Gather every line below where "Management" appears.

>> BEGIN Supplied material

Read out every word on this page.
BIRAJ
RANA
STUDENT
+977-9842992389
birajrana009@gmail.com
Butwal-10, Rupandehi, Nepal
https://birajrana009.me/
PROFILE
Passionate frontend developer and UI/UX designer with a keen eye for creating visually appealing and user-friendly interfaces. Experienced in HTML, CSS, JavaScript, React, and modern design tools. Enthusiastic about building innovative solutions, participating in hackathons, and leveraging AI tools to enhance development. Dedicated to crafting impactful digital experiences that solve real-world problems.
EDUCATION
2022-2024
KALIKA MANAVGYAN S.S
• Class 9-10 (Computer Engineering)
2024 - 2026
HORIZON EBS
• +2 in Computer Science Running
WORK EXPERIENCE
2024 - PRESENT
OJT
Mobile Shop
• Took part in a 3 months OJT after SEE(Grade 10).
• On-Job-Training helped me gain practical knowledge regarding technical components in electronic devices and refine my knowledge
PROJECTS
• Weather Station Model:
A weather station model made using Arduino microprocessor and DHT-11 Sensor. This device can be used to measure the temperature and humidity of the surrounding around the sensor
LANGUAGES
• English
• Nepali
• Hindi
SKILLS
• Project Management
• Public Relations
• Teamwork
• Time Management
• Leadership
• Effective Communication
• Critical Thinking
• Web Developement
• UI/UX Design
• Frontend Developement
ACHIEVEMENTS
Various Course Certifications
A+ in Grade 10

>> END Supplied material

### The reply
• Project Management
• Time Management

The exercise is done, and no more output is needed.